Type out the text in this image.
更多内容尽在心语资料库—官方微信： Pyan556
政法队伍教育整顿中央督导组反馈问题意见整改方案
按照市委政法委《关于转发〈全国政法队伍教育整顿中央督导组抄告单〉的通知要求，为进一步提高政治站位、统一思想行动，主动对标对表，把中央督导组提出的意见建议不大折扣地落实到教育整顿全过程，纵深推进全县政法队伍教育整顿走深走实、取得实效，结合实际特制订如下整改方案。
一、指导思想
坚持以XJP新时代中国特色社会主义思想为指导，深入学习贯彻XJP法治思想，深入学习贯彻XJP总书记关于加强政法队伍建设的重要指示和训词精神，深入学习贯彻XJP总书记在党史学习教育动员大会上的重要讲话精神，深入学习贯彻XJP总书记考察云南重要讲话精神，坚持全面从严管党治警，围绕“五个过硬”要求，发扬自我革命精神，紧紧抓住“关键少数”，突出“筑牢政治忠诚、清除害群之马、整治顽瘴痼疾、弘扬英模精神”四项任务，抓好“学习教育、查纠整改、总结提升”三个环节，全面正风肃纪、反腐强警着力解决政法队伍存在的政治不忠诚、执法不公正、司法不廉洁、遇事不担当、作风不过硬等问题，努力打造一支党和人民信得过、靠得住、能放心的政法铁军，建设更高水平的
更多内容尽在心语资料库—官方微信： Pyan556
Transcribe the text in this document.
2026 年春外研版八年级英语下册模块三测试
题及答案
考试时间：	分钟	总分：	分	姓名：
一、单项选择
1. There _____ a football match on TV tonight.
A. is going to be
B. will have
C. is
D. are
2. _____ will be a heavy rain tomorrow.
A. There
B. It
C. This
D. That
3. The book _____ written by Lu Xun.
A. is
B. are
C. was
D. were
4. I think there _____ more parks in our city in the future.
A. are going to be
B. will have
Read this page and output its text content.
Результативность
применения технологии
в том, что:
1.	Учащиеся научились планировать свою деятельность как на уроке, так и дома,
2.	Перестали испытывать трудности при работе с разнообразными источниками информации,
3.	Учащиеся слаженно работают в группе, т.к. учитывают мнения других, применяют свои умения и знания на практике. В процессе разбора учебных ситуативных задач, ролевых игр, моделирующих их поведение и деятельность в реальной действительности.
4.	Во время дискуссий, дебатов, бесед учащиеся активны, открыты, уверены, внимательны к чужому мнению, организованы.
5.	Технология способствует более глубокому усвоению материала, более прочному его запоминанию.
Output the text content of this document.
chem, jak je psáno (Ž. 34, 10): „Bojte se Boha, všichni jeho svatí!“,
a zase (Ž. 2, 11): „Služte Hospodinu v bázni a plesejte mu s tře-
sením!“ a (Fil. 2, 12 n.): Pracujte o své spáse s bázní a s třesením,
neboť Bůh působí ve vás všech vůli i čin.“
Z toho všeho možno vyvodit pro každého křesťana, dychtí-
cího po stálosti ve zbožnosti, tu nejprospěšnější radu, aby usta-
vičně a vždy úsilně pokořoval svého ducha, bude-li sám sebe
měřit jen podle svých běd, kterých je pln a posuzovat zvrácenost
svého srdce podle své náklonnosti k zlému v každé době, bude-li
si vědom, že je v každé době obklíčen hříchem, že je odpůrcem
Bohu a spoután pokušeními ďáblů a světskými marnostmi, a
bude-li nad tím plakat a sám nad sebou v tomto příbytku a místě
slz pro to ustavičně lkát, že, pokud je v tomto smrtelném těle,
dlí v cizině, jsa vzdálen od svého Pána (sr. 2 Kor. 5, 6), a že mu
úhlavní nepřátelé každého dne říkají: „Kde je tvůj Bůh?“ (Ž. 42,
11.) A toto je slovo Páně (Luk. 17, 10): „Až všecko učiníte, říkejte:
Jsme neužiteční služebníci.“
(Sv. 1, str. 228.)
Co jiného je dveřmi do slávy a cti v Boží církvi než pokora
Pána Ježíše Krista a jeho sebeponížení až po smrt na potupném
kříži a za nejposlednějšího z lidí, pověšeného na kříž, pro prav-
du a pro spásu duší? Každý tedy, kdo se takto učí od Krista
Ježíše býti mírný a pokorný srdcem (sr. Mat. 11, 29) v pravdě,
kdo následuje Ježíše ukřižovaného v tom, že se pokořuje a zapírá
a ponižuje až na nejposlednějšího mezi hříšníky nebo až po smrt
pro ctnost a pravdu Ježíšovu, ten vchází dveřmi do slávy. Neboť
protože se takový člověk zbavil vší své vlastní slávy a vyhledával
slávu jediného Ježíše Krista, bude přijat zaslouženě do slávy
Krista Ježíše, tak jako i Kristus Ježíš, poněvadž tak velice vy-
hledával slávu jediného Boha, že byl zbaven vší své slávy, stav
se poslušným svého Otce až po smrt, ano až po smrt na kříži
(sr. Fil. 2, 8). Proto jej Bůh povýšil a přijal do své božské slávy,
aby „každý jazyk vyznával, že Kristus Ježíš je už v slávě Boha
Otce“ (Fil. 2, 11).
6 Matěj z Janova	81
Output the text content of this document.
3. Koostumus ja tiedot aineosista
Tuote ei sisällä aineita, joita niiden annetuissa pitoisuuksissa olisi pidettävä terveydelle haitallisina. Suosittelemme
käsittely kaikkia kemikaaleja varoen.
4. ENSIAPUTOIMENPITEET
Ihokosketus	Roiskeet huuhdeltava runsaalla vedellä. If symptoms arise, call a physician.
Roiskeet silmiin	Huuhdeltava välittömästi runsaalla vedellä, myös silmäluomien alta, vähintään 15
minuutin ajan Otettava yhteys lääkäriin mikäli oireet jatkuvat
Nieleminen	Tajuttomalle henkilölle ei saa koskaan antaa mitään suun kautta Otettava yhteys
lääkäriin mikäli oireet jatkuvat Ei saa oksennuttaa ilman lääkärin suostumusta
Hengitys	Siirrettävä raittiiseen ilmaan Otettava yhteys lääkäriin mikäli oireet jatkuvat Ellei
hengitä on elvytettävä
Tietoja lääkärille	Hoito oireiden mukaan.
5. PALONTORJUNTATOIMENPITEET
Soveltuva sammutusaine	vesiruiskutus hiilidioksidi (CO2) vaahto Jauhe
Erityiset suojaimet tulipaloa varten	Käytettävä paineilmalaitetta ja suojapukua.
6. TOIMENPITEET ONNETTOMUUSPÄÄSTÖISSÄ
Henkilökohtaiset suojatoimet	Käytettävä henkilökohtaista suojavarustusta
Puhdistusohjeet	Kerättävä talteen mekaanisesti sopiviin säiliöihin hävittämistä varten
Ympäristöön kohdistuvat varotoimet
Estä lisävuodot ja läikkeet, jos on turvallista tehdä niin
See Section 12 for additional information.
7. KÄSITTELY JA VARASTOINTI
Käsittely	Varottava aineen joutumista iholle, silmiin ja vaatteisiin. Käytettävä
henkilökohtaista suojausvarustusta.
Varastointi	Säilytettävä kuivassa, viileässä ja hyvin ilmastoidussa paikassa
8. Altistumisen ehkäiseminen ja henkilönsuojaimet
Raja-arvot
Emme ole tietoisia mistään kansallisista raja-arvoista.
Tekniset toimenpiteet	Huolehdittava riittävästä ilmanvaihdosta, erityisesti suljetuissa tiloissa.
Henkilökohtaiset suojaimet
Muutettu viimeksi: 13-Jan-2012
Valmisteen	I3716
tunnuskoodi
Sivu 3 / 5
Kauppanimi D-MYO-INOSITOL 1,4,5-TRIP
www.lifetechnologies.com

INSTRUCTIONS FOR THE TASK:
Copy out the whole listing exactly; please set it all down.

ANSWER TO THE TASK:
Type out the text in this image.
更多内容尽在心语资料库—官方微信： Pyan556
政法队伍教育整顿中央督导组反馈问题意见整改方案
按照市委政法委《关于转发〈全国政法队伍教育整顿中央督导组抄告单〉的通知要求，为进一步提高政治站位、统一思想行动，主动对标对表，把中央督导组提出的意见建议不大折扣地落实到教育整顿全过程，纵深推进全县政法队伍教育整顿走深走实、取得实效，结合实际特制订如下整改方案。
一、指导思想
坚持以XJP新时代中国特色社会主义思想为指导，深入学习贯彻XJP法治思想，深入学习贯彻XJP总书记关于加强政法队伍建设的重要指示和训词精神，深入学习贯彻XJP总书记在党史学习教育动员大会上的重要讲话精神，深入学习贯彻XJP总书记考察云南重要讲话精神，坚持全面从严管党治警，围绕“五个过硬”要求，发扬自我革命精神，紧紧抓住“关键少数”，突出“筑牢政治忠诚、清除害群之马、整治顽瘴痼疾、弘扬英模精神”四项任务，抓好“学习教育、查纠整改、总结提升”三个环节，全面正风肃纪、反腐强警着力解决政法队伍存在的政治不忠诚、执法不公正、司法不廉洁、遇事不担当、作风不过硬等问题，努力打造一支党和人民信得过、靠得住、能放心的政法铁军，建设更高水平的
更多内容尽在心语资料库—官方微信： Pyan556
Transcribe the text in this document.
2026 年春外研版八年级英语下册模块三测试
题及答案
考试时间：	分钟	总分：	分	姓名：
一、单项选择
1. There _____ a football match on TV tonight.
A. is going to be
B. will have
C. is
D. are
2. _____ will be a heavy rain tomorrow.
A. There
B. It
C. This
D. That
3. The book _____ written by Lu Xun.
A. is
B. are
C. was
D. were
4. I think there _____ more parks in our city in the future.
A. are going to be
B. will have
Read this page and output its text content.
Результативность
применения технологии
в том, что:
1.	Учащиеся научились планировать свою деятельность как на уроке, так и дома,
2.	Перестали испытывать трудности при работе с разнообразными источниками информации,
3.	Учащиеся слаженно работают в группе, т.к. учитывают мнения других, применяют свои умения и знания на практике. В процессе разбора учебных ситуативных задач, ролевых игр, моделирующих их поведение и деятельность в реальной действительности.
4.	Во время дискуссий, дебатов, бесед учащиеся активны, открыты, уверены, внимательны к чужому мнению, организованы.
5.	Технология способствует более глубокому усвоению материала, более прочному его запоминанию.
Output the text content of this document.
chem, jak je psáno (Ž. 34, 10): „Bojte se Boha, všichni jeho svatí!“,
a zase (Ž. 2, 11): „Služte Hospodinu v bázni a plesejte mu s tře-
sením!“ a (Fil. 2, 12 n.): Pracujte o své spáse s bázní a s třesením,
neboť Bůh působí ve vás všech vůli i čin.“
Z toho všeho možno vyvodit pro každého křesťana, dychtí-
cího po stálosti ve zbožnosti, tu nejprospěšnější radu, aby usta-
vičně a vždy úsilně pokořoval svého ducha, bude-li sám sebe
měřit jen podle svých běd, kterých je pln a posuzovat zvrácenost
svého srdce podle své náklonnosti k zlému v každé době, bude-li
si vědom, že je v každé době obklíčen hříchem, že je odpůrcem
Bohu a spoután pokušeními ďáblů a světskými marnostmi, a
bude-li nad tím plakat a sám nad sebou v tomto příbytku a místě
slz pro to ustavičně lkát, že, pokud je v tomto smrtelném těle,
dlí v cizině, jsa vzdálen od svého Pána (sr. 2 Kor. 5, 6), a že mu
úhlavní nepřátelé každého dne říkají: „Kde je tvůj Bůh?“ (Ž. 42,
11.) A toto je slovo Páně (Luk. 17, 10): „Až všecko učiníte, říkejte:
Jsme neužiteční služebníci.“
(Sv. 1, str. 228.)
Co jiného je dveřmi do slávy a cti v Boží církvi než pokora
Pána Ježíše Krista a jeho sebeponížení až po smrt na potupném
kříži a za nejposlednějšího z lidí, pověšeného na kříž, pro prav-
du a pro spásu duší? Každý tedy, kdo se takto učí od Krista
Ježíše býti mírný a pokorný srdcem (sr. Mat. 11, 29) v pravdě,
kdo následuje Ježíše ukřižovaného v tom, že se pokořuje a zapírá
a ponižuje až na nejposlednějšího mezi hříšníky nebo až po smrt
pro ctnost a pravdu Ježíšovu, ten vchází dveřmi do slávy. Neboť
protože se takový člověk zbavil vší své vlastní slávy a vyhledával
slávu jediného Ježíše Krista, bude přijat zaslouženě do slávy
Krista Ježíše, tak jako i Kristus Ježíš, poněvadž tak velice vy-
hledával slávu jediného Boha, že byl zbaven vší své slávy, stav
se poslušným svého Otce až po smrt, ano až po smrt na kříži
(sr. Fil. 2, 8). Proto jej Bůh povýšil a přijal do své božské slávy,
aby „každý jazyk vyznával, že Kristus Ježíš je už v slávě Boha
Otce“ (Fil. 2, 11).
6 Matěj z Janova	81
Output the text content of this document.
3. Koostumus ja tiedot aineosista
Tuote ei sisällä aineita, joita niiden annetuissa pitoisuuksissa olisi pidettävä terveydelle haitallisina. Suosittelemme
käsittely kaikkia kemikaaleja varoen.
4. ENSIAPUTOIMENPITEET
Ihokosketus	Roiskeet huuhdeltava runsaalla vedellä. If symptoms arise, call a physician.
Roiskeet silmiin	Huuhdeltava välittömästi runsaalla vedellä, myös silmäluomien alta, vähintään 15
minuutin ajan Otettava yhteys lääkäriin mikäli oireet jatkuvat
Nieleminen	Tajuttomalle henkilölle ei saa koskaan antaa mitään suun kautta Otettava yhteys
lääkäriin mikäli oireet jatkuvat Ei saa oksennuttaa ilman lääkärin suostumusta
Hengitys	Siirrettävä raittiiseen ilmaan Otettava yhteys lääkäriin mikäli oireet jatkuvat Ellei
hengitä on elvytettävä
Tietoja lääkärille	Hoito oireiden mukaan.
5. PALONTORJUNTATOIMENPITEET
Soveltuva sammutusaine	vesiruiskutus hiilidioksidi (CO2) vaahto Jauhe
Erityiset suojaimet tulipaloa varten	Käytettävä paineilmalaitetta ja suojapukua.
6. TOIMENPITEET ONNETTOMUUSPÄÄSTÖISSÄ
Henkilökohtaiset suojatoimet	Käytettävä henkilökohtaista suojavarustusta
Puhdistusohjeet	Kerättävä talteen mekaanisesti sopiviin säiliöihin hävittämistä varten
Ympäristöön kohdistuvat varotoimet
Estä lisävuodot ja läikkeet, jos on turvallista tehdä niin
See Section 12 for additional information.
7. KÄSITTELY JA VARASTOINTI
Käsittely	Varottava aineen joutumista iholle, silmiin ja vaatteisiin. Käytettävä
henkilökohtaista suojausvarustusta.
Varastointi	Säilytettävä kuivassa, viileässä ja hyvin ilmastoidussa paikassa
8. Altistumisen ehkäiseminen ja henkilönsuojaimet
Raja-arvot
Emme ole tietoisia mistään kansallisista raja-arvoista.
Tekniset toimenpiteet	Huolehdittava riittävästä ilmanvaihdosta, erityisesti suljetuissa tiloissa.
Henkilökohtaiset suojaimet
Muutettu viimeksi: 13-Jan-2012
Valmisteen	I3716
tunnuskoodi
Sivu 3 / 5
Kauppanimi D-MYO-INOSITOL 1,4,5-TRIP
www.lifetechnologies.com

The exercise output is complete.